#### [Instructions to follow]
Repeat the data that follows, word for word, without the images.

Entries from a visual dataset
[BEGIN]

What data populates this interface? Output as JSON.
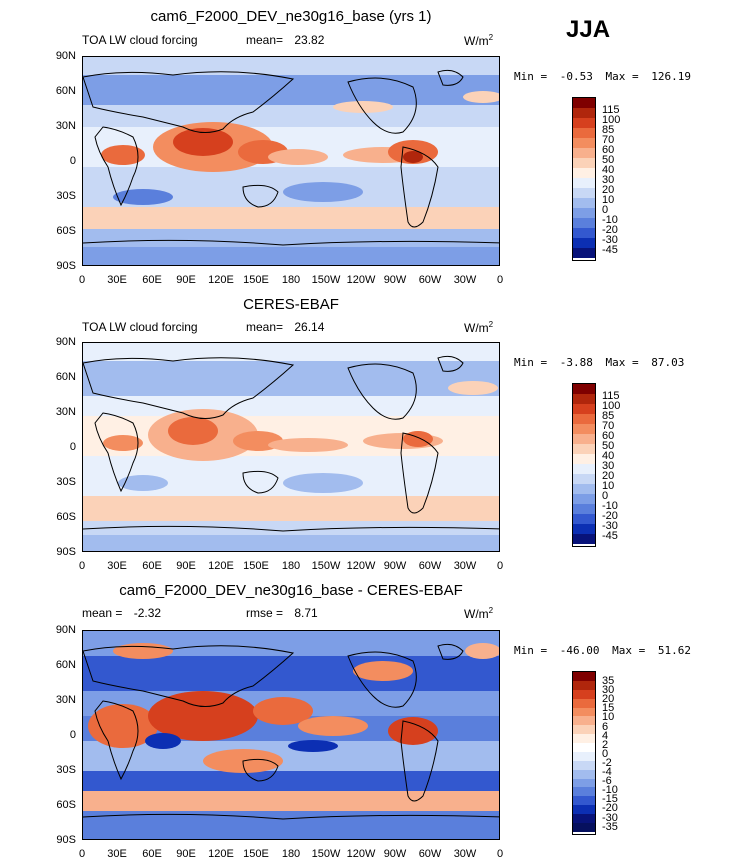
{
  "season": "JJA",
  "panels": [
    {
      "title": "cam6_F2000_DEV_ne30g16_base (yrs 1)",
      "left_label": "TOA LW cloud forcing",
      "stat_label": "mean=",
      "stat_value": "23.82",
      "units": "W/m",
      "units_sup": "2",
      "min_label": "Min =",
      "min_value": "-0.53",
      "max_label": "Max =",
      "max_value": "126.19",
      "colorbar_labels": [
        "115",
        "100",
        "85",
        "70",
        "60",
        "50",
        "40",
        "30",
        "20",
        "10",
        "0",
        "-10",
        "-20",
        "-30",
        "-45"
      ],
      "colorbar_colors": [
        "#7f0000",
        "#b0260c",
        "#d6401e",
        "#ea6a3d",
        "#f38d5f",
        "#f8b08d",
        "#fbd2b8",
        "#fff0e4",
        "#e8f0fc",
        "#c8d8f5",
        "#a2bcee",
        "#7d9ee6",
        "#5a7fdc",
        "#3358cf",
        "#0c2fb3",
        "#08137a"
      ]
    },
    {
      "title": "CERES-EBAF",
      "left_label": "TOA LW cloud forcing",
      "stat_label": "mean=",
      "stat_value": "26.14",
      "units": "W/m",
      "units_sup": "2",
      "min_label": "Min =",
      "min_value": "-3.88",
      "max_label": "Max =",
      "max_value": "87.03",
      "colorbar_labels": [
        "115",
        "100",
        "85",
        "70",
        "60",
        "50",
        "40",
        "30",
        "20",
        "10",
        "0",
        "-10",
        "-20",
        "-30",
        "-45"
      ],
      "colorbar_colors": [
        "#7f0000",
        "#b0260c",
        "#d6401e",
        "#ea6a3d",
        "#f38d5f",
        "#f8b08d",
        "#fbd2b8",
        "#fff0e4",
        "#e8f0fc",
        "#c8d8f5",
        "#a2bcee",
        "#7d9ee6",
        "#5a7fdc",
        "#3358cf",
        "#0c2fb3",
        "#08137a"
      ]
    },
    {
      "title": "cam6_F2000_DEV_ne30g16_base - CERES-EBAF",
      "left_label": "mean =",
      "left_value": "-2.32",
      "stat_label": "rmse =",
      "stat_value": "8.71",
      "units": "W/m",
      "units_sup": "2",
      "min_label": "Min =",
      "min_value": "-46.00",
      "max_label": "Max =",
      "max_value": "51.62",
      "colorbar_labels": [
        "35",
        "30",
        "20",
        "15",
        "10",
        "6",
        "4",
        "2",
        "0",
        "-2",
        "-4",
        "-6",
        "-10",
        "-15",
        "-20",
        "-30",
        "-35"
      ],
      "colorbar_colors": [
        "#7f0000",
        "#b0260c",
        "#d6401e",
        "#ea6a3d",
        "#f38d5f",
        "#f8b08d",
        "#fbd2b8",
        "#fff0e4",
        "#ffffff",
        "#e8f0fc",
        "#c8d8f5",
        "#a2bcee",
        "#7d9ee6",
        "#5a7fdc",
        "#3358cf",
        "#0c2fb3",
        "#08137a",
        "#06105e"
      ]
    }
  ],
  "lat_ticks": [
    "90N",
    "60N",
    "30N",
    "0",
    "30S",
    "60S",
    "90S"
  ],
  "lon_ticks": [
    "0",
    "30E",
    "60E",
    "90E",
    "120E",
    "150E",
    "180",
    "150W",
    "120W",
    "90W",
    "60W",
    "30W",
    "0"
  ]
}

[END]

#### [Answer]
What data populates this interface? Output as JSON.
{
  "season": "JJA",
  "panels": [
    {
      "title": "cam6_F2000_DEV_ne30g16_base (yrs 1)",
      "left_label": "TOA LW cloud forcing",
      "stat_label": "mean=",
      "stat_value": "23.82",
      "units": "W/m",
      "units_sup": "2",
      "min_label": "Min =",
      "min_value": "-0.53",
      "max_label": "Max =",
      "max_value": "126.19",
      "colorbar_labels": [
        "115",
        "100",
        "85",
        "70",
        "60",
        "50",
        "40",
        "30",
        "20",
        "10",
        "0",
        "-10",
        "-20",
        "-30",
        "-45"
      ],
      "colorbar_colors": [
        "#7f0000",
        "#b0260c",
        "#d6401e",
        "#ea6a3d",
        "#f38d5f",
        "#f8b08d",
        "#fbd2b8",
        "#fff0e4",
        "#e8f0fc",
        "#c8d8f5",
        "#a2bcee",
        "#7d9ee6",
        "#5a7fdc",
        "#3358cf",
        "#0c2fb3",
        "#08137a"
      ]
    },
    {
      "title": "CERES-EBAF",
      "left_label": "TOA LW cloud forcing",
      "stat_label": "mean=",
      "stat_value": "26.14",
      "units": "W/m",
      "units_sup": "2",
      "min_label": "Min =",
      "min_value": "-3.88",
      "max_label": "Max =",
      "max_value": "87.03",
      "colorbar_labels": [
        "115",
        "100",
        "85",
        "70",
        "60",
        "50",
        "40",
        "30",
        "20",
        "10",
        "0",
        "-10",
        "-20",
        "-30",
        "-45"
      ],
      "colorbar_colors": [
        "#7f0000",
        "#b0260c",
        "#d6401e",
        "#ea6a3d",
        "#f38d5f",
        "#f8b08d",
        "#fbd2b8",
        "#fff0e4",
        "#e8f0fc",
        "#c8d8f5",
        "#a2bcee",
        "#7d9ee6",
        "#5a7fdc",
        "#3358cf",
        "#0c2fb3",
        "#08137a"
      ]
    },
    {
      "title": "cam6_F2000_DEV_ne30g16_base - CERES-EBAF",
      "left_label": "mean =",
      "left_value": "-2.32",
      "stat_label": "rmse =",
      "stat_value": "8.71",
      "units": "W/m",
      "units_sup": "2",
      "min_label": "Min =",
      "min_value": "-46.00",
      "max_label": "Max =",
      "max_value": "51.62",
      "colorbar_labels": [
        "35",
        "30",
        "20",
        "15",
        "10",
        "6",
        "4",
        "2",
        "0",
        "-2",
        "-4",
        "-6",
        "-10",
        "-15",
        "-20",
        "-30",
        "-35"
      ],
      "colorbar_colors": [
        "#7f0000",
        "#b0260c",
        "#d6401e",
        "#ea6a3d",
        "#f38d5f",
        "#f8b08d",
        "#fbd2b8",
        "#fff0e4",
        "#ffffff",
        "#e8f0fc",
        "#c8d8f5",
        "#a2bcee",
        "#7d9ee6",
        "#5a7fdc",
        "#3358cf",
        "#0c2fb3",
        "#08137a",
        "#06105e"
      ]
    }
  ],
  "lat_ticks": [
    "90N",
    "60N",
    "30N",
    "0",
    "30S",
    "60S",
    "90S"
  ],
  "lon_ticks": [
    "0",
    "30E",
    "60E",
    "90E",
    "120E",
    "150E",
    "180",
    "150W",
    "120W",
    "90W",
    "60W",
    "30W",
    "0"
  ]
}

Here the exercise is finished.